— The exercise —
Only lines holding the word "Born" should be copied from the material.

— Data for this task —
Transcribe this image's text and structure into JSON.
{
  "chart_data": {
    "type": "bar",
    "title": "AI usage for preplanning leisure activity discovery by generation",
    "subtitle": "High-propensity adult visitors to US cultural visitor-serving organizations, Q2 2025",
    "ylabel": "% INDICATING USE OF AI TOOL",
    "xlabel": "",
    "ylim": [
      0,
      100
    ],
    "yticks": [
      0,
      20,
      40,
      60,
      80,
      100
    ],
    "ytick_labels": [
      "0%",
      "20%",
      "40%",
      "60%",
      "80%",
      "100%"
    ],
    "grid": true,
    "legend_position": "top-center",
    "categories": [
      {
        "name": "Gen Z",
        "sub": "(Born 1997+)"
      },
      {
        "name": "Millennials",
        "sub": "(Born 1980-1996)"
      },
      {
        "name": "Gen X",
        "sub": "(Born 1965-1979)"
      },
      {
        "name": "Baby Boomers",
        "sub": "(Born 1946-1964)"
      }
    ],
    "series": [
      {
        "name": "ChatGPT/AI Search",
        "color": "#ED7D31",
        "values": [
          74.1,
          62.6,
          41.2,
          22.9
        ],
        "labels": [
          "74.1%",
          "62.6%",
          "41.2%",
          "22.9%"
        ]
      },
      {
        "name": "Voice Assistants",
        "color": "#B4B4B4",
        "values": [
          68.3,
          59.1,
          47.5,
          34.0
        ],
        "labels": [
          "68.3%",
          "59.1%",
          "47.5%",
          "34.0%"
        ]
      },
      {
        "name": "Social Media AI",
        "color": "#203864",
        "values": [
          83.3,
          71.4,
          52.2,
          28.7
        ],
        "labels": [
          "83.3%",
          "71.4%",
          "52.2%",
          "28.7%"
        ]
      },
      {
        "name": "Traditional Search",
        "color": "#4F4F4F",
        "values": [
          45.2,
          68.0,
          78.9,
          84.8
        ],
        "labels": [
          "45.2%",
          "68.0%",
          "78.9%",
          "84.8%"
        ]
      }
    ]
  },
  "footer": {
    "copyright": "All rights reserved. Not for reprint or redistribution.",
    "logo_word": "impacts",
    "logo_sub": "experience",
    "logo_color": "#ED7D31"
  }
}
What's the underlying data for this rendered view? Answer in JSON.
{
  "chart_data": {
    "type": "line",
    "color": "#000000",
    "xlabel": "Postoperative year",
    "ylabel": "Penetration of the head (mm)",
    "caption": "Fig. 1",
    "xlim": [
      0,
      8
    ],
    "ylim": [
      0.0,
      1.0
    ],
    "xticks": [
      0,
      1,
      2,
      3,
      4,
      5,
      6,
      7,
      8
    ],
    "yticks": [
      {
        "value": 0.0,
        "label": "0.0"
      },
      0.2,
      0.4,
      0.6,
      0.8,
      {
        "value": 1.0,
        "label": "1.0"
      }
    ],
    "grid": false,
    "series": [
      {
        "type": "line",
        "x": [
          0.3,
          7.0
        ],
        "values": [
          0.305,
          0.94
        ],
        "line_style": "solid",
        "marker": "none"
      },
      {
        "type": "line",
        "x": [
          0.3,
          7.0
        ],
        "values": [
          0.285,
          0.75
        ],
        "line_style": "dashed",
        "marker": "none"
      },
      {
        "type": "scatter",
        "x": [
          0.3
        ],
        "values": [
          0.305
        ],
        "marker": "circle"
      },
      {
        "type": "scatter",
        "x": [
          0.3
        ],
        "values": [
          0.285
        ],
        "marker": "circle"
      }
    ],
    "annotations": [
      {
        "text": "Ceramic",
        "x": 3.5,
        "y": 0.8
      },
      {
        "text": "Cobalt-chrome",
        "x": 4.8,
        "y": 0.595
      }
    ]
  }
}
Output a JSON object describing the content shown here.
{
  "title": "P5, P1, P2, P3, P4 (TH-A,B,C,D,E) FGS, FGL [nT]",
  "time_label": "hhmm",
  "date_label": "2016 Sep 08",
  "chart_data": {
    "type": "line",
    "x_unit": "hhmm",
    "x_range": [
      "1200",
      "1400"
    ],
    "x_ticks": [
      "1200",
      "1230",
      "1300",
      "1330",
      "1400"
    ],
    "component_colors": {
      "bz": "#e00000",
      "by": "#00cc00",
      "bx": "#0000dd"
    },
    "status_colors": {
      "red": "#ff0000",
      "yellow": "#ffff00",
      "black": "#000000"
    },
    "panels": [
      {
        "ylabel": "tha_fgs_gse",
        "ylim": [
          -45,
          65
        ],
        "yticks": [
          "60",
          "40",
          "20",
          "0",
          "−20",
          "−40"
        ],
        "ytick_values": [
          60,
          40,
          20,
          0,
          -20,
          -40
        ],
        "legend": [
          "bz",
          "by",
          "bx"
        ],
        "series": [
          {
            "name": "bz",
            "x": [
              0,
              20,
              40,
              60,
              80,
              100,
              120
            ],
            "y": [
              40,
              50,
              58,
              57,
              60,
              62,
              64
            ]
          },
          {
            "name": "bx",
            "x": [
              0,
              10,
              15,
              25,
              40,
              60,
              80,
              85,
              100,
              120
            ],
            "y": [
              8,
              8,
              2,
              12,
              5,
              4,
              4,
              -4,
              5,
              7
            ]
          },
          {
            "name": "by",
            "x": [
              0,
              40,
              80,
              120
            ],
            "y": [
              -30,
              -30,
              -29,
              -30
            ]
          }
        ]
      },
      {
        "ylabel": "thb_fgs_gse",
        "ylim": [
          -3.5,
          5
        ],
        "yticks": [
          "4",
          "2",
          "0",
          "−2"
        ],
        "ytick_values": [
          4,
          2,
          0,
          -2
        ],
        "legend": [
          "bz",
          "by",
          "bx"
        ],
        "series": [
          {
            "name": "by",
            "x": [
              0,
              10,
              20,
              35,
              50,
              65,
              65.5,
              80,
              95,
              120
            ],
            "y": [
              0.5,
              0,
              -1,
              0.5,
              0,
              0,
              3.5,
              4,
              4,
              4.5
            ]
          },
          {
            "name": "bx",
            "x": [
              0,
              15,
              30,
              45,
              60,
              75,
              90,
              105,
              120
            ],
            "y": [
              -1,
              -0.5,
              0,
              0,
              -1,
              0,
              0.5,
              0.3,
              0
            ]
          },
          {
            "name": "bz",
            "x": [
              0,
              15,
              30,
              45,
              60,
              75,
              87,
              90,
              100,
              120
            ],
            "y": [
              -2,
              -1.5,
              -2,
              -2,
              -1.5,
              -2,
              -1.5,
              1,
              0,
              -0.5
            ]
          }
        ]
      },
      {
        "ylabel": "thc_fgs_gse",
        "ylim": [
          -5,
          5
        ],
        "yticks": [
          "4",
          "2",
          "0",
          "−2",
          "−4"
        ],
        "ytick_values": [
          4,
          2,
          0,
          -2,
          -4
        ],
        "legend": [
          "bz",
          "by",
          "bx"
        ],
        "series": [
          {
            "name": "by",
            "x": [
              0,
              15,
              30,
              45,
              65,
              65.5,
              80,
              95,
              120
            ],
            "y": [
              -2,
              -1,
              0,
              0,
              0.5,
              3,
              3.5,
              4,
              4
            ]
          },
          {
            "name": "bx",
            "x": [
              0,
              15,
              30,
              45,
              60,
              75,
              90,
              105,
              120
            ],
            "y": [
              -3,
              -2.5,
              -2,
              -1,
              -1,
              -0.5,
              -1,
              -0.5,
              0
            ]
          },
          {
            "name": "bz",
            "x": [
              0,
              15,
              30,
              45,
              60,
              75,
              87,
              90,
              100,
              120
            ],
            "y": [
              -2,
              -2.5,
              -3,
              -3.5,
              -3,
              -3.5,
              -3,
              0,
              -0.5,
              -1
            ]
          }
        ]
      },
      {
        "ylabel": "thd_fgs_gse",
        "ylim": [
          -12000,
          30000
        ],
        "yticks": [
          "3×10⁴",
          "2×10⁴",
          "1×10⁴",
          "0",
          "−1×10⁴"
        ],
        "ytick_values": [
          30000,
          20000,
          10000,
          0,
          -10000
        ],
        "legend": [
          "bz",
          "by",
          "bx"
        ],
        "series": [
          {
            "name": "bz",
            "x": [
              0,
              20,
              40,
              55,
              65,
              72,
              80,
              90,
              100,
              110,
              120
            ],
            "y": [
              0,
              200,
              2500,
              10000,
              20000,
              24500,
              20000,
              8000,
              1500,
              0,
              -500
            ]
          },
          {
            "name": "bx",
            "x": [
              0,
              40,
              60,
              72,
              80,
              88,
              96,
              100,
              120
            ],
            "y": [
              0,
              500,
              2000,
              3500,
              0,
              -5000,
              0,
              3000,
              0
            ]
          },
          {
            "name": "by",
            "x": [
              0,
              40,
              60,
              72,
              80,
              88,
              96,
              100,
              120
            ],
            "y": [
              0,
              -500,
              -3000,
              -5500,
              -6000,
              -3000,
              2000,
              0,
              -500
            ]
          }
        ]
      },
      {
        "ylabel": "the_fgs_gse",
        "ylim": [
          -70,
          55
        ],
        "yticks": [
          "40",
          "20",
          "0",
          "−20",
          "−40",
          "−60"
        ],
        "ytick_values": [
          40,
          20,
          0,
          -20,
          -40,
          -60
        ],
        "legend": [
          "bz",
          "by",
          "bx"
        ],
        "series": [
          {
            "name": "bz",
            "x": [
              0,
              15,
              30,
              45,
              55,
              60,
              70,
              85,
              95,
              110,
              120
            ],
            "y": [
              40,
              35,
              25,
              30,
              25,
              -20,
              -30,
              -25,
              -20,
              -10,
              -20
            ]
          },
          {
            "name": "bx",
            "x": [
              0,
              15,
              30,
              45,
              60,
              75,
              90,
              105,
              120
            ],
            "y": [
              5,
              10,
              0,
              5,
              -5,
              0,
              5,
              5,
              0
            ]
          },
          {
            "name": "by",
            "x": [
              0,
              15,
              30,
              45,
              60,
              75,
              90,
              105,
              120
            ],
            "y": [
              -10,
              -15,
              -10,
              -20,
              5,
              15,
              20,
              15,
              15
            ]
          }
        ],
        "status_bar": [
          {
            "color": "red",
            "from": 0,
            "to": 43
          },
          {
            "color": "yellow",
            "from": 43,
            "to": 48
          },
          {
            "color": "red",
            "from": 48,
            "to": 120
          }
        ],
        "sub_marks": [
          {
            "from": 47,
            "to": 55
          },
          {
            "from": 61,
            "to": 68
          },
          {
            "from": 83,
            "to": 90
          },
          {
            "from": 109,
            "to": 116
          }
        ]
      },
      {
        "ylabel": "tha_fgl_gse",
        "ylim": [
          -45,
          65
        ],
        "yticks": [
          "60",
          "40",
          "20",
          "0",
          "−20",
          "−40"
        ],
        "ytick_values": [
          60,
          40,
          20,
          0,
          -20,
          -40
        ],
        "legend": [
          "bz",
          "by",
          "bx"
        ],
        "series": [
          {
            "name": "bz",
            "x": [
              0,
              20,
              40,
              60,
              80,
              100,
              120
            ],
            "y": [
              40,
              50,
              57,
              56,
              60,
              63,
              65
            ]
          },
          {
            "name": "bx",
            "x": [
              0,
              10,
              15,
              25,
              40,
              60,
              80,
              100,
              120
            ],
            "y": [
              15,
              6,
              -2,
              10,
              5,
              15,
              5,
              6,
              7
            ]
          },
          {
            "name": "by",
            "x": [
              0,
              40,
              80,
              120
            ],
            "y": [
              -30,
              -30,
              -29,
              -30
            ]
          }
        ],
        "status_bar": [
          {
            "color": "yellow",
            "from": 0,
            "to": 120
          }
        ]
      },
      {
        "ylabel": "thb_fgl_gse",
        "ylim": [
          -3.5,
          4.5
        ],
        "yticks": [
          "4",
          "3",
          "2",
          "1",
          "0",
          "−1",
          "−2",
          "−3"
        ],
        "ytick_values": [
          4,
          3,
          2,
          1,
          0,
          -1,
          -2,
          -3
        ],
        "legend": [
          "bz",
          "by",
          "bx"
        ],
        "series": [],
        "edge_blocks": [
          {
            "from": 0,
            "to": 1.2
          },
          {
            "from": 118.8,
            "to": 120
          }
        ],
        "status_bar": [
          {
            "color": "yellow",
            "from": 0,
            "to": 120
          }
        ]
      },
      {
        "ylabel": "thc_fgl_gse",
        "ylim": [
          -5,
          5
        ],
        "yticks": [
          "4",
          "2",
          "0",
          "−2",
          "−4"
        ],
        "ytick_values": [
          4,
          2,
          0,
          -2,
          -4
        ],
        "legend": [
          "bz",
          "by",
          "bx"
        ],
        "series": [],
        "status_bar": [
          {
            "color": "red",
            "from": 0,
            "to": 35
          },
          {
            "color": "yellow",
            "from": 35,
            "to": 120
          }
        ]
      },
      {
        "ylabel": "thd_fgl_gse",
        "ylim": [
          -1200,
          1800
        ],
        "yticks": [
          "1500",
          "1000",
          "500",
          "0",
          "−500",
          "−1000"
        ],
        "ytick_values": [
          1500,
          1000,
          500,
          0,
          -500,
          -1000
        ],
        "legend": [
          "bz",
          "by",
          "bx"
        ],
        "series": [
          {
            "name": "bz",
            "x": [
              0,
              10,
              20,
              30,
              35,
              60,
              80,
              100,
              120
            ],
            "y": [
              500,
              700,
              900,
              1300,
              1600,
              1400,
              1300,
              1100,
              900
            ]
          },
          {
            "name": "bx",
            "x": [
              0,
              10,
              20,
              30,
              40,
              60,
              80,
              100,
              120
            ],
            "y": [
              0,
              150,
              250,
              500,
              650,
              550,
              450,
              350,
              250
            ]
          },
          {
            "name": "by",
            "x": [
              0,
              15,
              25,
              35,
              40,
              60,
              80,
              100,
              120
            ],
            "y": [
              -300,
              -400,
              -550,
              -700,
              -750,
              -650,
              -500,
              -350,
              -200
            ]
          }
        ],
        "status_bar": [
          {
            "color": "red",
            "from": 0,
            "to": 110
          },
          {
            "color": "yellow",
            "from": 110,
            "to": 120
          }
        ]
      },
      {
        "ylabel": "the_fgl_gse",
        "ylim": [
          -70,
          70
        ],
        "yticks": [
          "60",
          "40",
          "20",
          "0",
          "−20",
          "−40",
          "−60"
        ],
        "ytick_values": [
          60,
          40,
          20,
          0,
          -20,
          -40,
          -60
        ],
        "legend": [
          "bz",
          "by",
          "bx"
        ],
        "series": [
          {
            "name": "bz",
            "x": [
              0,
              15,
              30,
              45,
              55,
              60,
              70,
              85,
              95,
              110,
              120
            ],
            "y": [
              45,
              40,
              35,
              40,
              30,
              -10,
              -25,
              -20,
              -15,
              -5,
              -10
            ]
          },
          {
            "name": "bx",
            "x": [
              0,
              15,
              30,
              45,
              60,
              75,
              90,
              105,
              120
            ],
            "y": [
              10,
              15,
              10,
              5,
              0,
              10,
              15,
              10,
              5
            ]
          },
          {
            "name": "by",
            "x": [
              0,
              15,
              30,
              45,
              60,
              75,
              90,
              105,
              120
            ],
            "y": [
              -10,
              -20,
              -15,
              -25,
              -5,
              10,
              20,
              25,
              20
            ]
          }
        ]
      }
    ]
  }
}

— Exercise output —
        "sub": "(Born 1997+)"
        "sub": "(Born 1980-1996)"
        "sub": "(Born 1965-1979)"
        "sub": "(Born 1946-1964)"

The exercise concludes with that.